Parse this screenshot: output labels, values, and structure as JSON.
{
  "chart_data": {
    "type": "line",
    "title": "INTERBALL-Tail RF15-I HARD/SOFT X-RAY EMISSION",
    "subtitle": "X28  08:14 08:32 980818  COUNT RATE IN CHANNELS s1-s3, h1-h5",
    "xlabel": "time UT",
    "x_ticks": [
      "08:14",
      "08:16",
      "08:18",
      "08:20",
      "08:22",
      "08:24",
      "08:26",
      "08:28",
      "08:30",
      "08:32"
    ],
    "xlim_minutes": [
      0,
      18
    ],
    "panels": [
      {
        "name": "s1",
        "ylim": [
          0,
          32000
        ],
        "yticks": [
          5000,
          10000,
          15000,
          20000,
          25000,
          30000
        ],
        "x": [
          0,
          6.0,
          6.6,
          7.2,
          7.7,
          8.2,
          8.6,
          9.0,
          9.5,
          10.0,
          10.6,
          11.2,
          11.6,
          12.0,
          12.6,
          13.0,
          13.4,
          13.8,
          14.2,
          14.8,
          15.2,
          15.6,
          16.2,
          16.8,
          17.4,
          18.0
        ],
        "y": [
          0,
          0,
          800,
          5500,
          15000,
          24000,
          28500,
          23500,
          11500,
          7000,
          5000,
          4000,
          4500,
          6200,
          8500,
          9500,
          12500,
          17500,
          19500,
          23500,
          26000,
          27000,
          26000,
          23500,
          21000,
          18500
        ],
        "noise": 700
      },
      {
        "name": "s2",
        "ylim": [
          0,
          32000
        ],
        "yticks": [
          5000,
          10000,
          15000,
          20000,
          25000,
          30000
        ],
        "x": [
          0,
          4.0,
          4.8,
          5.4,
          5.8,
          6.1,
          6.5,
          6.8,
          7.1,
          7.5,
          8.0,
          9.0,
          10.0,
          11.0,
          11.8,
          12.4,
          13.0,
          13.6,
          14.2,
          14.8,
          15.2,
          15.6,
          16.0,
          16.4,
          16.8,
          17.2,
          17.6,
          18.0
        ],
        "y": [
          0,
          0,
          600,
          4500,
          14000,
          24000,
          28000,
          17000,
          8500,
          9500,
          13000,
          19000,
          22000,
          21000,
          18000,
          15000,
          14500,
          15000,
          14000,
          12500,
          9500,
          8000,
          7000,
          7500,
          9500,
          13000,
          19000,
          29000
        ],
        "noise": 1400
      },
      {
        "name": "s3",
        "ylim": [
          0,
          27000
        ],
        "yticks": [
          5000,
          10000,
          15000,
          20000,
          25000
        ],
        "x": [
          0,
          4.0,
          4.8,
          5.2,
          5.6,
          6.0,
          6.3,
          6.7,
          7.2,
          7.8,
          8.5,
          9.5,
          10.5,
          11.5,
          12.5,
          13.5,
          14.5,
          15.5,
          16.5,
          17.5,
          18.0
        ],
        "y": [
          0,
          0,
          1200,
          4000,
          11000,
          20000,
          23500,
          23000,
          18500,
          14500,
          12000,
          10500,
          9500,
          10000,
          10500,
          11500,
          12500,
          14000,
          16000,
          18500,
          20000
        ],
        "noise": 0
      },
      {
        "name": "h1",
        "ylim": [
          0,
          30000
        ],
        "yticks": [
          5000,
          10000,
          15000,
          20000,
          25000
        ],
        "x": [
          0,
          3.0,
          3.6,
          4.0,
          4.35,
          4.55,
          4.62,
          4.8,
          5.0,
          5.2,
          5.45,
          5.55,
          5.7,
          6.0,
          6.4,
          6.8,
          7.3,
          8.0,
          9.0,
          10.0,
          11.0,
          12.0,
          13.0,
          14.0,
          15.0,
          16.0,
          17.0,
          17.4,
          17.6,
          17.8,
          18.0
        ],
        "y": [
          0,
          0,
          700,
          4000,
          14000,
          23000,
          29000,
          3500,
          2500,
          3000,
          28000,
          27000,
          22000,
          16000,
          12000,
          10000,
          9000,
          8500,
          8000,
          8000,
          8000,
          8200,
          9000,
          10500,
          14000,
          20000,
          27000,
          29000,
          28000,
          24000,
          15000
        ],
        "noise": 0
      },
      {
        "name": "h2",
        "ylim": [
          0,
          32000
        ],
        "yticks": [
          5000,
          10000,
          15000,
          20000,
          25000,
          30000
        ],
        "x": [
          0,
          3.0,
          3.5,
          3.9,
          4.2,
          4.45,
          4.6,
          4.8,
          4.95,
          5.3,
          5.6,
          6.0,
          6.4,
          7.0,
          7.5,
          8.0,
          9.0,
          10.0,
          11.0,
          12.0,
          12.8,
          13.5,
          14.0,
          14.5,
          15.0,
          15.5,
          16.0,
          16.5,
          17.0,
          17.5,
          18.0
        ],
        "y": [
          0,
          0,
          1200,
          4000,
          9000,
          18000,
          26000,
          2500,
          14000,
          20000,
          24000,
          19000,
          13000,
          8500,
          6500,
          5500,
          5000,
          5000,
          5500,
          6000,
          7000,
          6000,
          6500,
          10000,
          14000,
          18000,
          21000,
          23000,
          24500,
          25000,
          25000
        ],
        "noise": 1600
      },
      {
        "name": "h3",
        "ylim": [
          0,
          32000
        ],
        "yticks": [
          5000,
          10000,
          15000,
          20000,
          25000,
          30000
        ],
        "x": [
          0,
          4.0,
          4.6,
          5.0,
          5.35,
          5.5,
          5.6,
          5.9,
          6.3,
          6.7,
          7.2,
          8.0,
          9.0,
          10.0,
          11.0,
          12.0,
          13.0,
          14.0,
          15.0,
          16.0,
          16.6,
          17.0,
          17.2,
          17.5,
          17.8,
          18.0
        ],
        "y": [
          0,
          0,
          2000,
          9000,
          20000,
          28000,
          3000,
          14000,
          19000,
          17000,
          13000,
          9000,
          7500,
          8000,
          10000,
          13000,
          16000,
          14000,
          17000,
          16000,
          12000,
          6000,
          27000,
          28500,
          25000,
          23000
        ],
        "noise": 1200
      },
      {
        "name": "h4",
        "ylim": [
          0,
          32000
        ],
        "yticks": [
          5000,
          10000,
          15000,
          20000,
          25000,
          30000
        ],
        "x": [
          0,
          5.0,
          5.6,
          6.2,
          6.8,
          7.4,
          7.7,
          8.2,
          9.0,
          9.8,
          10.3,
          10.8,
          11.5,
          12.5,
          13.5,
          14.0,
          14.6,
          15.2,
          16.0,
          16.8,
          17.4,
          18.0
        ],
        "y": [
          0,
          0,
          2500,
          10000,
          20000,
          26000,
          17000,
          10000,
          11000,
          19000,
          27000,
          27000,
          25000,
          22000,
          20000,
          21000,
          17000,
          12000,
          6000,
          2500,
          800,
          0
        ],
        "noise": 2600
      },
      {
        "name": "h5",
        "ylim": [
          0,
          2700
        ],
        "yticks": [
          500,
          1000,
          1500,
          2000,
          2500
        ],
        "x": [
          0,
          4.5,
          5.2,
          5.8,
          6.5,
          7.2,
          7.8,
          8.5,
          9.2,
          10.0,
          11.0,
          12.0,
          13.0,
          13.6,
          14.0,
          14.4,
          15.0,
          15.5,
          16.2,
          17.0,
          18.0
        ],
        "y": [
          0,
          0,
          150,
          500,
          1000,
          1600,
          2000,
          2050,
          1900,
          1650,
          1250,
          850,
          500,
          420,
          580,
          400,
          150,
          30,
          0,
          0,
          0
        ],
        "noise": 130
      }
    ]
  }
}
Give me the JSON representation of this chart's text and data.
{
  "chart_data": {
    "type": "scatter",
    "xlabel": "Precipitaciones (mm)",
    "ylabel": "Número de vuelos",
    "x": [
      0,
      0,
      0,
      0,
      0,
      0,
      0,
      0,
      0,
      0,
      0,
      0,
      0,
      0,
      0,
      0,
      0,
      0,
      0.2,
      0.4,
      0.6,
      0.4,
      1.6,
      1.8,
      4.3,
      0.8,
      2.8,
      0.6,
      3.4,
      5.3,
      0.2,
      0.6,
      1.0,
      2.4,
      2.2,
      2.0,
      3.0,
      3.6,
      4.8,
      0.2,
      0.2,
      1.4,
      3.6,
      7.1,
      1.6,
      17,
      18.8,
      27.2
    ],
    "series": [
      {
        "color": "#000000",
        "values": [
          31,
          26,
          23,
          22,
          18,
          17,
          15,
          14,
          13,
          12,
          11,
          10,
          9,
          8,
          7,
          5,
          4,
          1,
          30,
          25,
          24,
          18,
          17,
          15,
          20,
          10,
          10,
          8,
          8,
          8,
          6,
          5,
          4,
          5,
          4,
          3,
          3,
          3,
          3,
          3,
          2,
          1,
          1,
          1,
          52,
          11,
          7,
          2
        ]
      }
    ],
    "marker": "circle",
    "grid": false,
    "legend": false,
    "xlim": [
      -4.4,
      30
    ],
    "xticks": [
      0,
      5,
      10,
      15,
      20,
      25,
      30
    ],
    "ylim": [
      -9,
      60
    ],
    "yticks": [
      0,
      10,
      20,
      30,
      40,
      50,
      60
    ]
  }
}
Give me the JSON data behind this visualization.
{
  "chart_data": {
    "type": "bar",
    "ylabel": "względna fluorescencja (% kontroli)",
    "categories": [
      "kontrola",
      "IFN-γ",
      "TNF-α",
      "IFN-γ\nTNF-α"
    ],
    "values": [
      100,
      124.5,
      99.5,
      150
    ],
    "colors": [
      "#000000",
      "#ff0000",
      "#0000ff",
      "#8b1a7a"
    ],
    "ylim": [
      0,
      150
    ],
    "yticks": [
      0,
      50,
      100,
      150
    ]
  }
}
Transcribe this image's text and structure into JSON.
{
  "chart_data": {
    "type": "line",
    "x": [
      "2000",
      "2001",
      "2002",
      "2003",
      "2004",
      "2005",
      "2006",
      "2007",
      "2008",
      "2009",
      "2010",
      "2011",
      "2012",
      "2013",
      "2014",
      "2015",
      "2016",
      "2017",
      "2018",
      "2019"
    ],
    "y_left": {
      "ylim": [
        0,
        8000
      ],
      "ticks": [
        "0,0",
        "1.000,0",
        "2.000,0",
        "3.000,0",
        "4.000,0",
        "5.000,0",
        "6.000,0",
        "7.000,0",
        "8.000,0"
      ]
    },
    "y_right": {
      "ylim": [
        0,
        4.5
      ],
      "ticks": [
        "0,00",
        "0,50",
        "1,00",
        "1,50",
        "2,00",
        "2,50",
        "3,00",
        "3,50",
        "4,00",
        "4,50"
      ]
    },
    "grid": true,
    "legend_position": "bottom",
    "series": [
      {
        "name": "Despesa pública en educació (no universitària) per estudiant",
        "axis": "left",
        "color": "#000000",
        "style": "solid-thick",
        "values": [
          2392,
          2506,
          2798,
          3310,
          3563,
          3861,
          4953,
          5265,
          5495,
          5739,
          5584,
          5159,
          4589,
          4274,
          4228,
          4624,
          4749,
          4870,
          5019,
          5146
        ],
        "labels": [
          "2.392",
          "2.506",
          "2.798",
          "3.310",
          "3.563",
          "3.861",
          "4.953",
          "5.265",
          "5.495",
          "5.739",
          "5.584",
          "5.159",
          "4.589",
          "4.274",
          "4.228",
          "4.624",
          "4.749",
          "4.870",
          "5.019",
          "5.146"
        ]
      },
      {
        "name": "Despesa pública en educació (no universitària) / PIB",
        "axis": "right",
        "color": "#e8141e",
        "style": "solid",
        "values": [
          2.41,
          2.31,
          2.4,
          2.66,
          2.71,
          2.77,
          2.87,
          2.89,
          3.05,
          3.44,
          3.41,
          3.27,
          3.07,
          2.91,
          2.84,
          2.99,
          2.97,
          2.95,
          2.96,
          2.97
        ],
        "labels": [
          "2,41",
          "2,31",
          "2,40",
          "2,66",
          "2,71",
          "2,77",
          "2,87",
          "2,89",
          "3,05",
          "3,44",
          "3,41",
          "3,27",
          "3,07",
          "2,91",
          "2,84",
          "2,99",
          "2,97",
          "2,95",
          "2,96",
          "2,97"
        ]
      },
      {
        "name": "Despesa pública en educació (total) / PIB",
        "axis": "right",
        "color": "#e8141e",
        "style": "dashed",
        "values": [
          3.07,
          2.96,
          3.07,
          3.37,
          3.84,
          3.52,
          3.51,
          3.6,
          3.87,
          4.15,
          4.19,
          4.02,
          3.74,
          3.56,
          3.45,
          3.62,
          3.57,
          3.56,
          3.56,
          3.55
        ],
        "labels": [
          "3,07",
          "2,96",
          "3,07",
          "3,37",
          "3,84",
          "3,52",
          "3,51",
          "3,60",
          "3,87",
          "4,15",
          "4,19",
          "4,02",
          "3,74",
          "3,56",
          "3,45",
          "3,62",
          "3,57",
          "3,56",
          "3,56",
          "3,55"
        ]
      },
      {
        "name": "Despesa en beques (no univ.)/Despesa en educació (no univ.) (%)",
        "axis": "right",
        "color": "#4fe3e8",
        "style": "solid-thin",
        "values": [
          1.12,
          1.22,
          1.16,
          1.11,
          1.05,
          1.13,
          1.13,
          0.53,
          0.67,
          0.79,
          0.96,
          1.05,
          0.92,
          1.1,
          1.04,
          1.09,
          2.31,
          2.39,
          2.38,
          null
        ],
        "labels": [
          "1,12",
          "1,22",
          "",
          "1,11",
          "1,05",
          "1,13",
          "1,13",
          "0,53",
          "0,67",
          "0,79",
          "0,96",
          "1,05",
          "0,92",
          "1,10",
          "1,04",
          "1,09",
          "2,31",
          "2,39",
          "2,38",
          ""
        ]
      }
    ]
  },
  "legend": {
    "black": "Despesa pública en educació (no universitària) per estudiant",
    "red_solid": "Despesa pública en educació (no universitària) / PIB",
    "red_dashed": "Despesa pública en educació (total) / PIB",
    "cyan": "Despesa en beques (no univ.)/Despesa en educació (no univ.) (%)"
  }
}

◆ ◆ ◆

# [Exercise objective]
List all lines from the entries that include the word "educació".

# [Correct result]
        "name": "Despesa pública en educació (no universitària) per estudiant",
        "name": "Despesa pública en educació (no universitària) / PIB",
        "name": "Despesa pública en educació (total) / PIB",
        "name": "Despesa en beques (no univ.)/Despesa en educació (no univ.) (%)",
    "black": "Despesa pública en educació (no universitària) per estudiant",
    "red_solid": "Despesa pública en educació (no universitària) / PIB",
    "red_dashed": "Despesa pública en educació (total) / PIB",
    "cyan": "Despesa en beques (no univ.)/Despesa en educació (no univ.) (%)"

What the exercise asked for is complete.